Rows from a layout dataset:
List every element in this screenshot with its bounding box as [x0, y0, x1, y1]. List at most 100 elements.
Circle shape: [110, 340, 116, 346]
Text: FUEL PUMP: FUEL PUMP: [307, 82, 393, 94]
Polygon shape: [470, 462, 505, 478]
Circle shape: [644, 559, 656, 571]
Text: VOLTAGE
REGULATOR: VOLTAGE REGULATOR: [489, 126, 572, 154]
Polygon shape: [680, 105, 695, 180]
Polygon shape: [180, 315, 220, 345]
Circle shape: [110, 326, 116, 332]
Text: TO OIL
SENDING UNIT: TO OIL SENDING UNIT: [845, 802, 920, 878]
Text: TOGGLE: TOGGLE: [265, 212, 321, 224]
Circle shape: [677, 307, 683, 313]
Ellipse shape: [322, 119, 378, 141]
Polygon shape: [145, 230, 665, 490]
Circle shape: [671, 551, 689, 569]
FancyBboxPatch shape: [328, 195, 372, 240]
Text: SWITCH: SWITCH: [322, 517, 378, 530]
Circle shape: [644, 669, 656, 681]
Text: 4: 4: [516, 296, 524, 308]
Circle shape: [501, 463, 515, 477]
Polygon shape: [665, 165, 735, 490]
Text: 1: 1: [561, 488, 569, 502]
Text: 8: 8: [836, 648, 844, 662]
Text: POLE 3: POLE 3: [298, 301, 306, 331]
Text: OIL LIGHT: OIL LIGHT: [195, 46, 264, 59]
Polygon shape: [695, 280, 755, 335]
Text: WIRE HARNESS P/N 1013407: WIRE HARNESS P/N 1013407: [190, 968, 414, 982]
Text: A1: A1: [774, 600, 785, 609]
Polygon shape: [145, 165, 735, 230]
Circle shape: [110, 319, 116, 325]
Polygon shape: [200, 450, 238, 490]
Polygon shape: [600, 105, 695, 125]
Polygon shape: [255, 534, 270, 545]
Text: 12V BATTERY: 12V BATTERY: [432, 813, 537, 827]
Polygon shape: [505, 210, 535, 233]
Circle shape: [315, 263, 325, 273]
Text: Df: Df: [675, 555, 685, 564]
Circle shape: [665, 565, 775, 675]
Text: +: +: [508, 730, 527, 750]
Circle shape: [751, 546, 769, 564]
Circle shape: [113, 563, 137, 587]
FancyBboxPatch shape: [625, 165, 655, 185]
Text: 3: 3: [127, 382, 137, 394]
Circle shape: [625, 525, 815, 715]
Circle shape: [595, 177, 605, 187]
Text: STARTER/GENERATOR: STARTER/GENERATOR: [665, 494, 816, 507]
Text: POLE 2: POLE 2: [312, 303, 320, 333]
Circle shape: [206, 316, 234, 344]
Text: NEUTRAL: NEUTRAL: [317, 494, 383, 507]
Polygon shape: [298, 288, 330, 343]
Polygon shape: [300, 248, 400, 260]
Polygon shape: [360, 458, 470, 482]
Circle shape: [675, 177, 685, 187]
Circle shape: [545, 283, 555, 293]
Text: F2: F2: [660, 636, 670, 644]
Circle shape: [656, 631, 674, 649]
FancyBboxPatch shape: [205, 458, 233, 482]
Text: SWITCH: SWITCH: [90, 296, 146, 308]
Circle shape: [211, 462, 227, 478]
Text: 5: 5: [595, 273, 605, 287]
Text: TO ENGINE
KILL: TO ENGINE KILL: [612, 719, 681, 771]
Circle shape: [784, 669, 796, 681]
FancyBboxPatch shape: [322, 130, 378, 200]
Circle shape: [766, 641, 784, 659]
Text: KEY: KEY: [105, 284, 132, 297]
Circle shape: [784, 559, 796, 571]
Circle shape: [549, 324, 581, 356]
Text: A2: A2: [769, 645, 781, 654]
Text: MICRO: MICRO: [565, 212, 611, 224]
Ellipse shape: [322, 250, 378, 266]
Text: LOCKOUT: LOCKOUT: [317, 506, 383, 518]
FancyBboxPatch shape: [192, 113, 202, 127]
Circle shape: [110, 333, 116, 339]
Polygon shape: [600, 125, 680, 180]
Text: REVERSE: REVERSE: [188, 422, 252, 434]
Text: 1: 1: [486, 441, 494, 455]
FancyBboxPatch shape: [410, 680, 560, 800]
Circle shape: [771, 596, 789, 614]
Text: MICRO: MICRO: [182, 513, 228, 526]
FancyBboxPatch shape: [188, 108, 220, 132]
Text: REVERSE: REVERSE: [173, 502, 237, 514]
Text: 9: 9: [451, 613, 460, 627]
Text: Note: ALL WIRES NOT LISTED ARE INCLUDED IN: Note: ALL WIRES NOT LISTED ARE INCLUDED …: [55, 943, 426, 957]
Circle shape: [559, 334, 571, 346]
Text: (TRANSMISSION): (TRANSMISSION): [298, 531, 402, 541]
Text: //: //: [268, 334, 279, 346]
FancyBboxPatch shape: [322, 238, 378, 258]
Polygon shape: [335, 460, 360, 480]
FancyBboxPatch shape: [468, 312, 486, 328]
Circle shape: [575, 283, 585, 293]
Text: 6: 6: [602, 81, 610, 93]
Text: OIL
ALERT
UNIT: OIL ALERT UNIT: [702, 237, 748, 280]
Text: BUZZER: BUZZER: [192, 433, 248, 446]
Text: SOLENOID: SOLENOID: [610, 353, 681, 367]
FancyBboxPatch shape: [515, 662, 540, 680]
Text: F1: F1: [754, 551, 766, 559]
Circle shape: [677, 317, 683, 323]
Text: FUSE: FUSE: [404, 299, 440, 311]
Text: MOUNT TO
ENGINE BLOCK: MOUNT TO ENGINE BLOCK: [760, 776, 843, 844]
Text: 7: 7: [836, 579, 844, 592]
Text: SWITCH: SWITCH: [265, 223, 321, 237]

■ What is being asked ■
Echo the material word for word, starting at its first line and continuing up to and including the line containing "Text: +: +: [508, 730, 527, 750]".

■ Answer below ■
List every element in this screenshot with its bounding box as [x0, y0, x1, y1]. List at most 100 elements.
Circle shape: [110, 340, 116, 346]
Text: FUEL PUMP: FUEL PUMP: [307, 82, 393, 94]
Polygon shape: [470, 462, 505, 478]
Circle shape: [644, 559, 656, 571]
Text: VOLTAGE
REGULATOR: VOLTAGE REGULATOR: [489, 126, 572, 154]
Polygon shape: [680, 105, 695, 180]
Polygon shape: [180, 315, 220, 345]
Circle shape: [110, 326, 116, 332]
Text: TO OIL
SENDING UNIT: TO OIL SENDING UNIT: [845, 802, 920, 878]
Text: TOGGLE: TOGGLE: [265, 212, 321, 224]
Circle shape: [677, 307, 683, 313]
Ellipse shape: [322, 119, 378, 141]
Polygon shape: [145, 230, 665, 490]
Circle shape: [671, 551, 689, 569]
FancyBboxPatch shape: [328, 195, 372, 240]
Text: SWITCH: SWITCH: [322, 517, 378, 530]
Circle shape: [644, 669, 656, 681]
Text: 4: 4: [516, 296, 524, 308]
Circle shape: [501, 463, 515, 477]
Polygon shape: [665, 165, 735, 490]
Text: 1: 1: [561, 488, 569, 502]
Text: 8: 8: [836, 648, 844, 662]
Text: POLE 3: POLE 3: [298, 301, 306, 331]
Text: OIL LIGHT: OIL LIGHT: [195, 46, 264, 59]
Polygon shape: [695, 280, 755, 335]
Text: WIRE HARNESS P/N 1013407: WIRE HARNESS P/N 1013407: [190, 968, 414, 982]
Text: A1: A1: [774, 600, 785, 609]
Polygon shape: [145, 165, 735, 230]
Circle shape: [110, 319, 116, 325]
Polygon shape: [200, 450, 238, 490]
Polygon shape: [600, 105, 695, 125]
Polygon shape: [255, 534, 270, 545]
Text: 12V BATTERY: 12V BATTERY: [432, 813, 537, 827]
Polygon shape: [505, 210, 535, 233]
Circle shape: [315, 263, 325, 273]
Text: Df: Df: [675, 555, 685, 564]
Circle shape: [665, 565, 775, 675]
Text: +: +: [508, 730, 527, 750]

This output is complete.